Stated goal: Isolate every line in the data with the string "Charger" and copy it.

Data entries:
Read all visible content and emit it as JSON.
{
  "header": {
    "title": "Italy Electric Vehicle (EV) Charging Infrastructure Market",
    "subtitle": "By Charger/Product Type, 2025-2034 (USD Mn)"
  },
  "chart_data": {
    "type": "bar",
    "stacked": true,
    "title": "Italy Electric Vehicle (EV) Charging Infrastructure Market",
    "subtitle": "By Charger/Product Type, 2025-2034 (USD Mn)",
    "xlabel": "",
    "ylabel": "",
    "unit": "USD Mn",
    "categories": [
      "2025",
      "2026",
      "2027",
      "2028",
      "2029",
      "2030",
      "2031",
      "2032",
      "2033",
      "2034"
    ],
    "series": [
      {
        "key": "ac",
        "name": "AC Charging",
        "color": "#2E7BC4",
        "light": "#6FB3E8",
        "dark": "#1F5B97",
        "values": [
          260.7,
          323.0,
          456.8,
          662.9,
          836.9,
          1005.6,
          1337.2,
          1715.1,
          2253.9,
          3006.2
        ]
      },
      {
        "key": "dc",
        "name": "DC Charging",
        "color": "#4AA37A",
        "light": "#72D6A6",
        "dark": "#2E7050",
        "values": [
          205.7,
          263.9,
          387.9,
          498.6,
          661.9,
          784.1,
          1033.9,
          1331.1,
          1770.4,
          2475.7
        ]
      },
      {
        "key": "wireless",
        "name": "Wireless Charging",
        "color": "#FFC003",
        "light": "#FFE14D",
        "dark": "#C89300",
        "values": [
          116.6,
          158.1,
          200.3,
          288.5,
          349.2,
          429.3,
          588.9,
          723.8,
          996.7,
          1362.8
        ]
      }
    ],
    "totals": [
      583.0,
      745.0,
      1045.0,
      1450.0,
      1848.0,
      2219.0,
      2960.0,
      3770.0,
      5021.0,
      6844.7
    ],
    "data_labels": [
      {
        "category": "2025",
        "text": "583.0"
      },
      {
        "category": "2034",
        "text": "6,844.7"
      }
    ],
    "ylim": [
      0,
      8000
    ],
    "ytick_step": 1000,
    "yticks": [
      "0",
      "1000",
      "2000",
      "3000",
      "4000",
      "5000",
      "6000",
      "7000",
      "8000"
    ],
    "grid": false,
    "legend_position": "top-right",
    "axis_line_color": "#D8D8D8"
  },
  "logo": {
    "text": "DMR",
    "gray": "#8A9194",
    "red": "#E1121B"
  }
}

Finished task:
    "subtitle": "By Charger/Product Type, 2025-2034 (USD Mn)"
    "subtitle": "By Charger/Product Type, 2025-2034 (USD Mn)",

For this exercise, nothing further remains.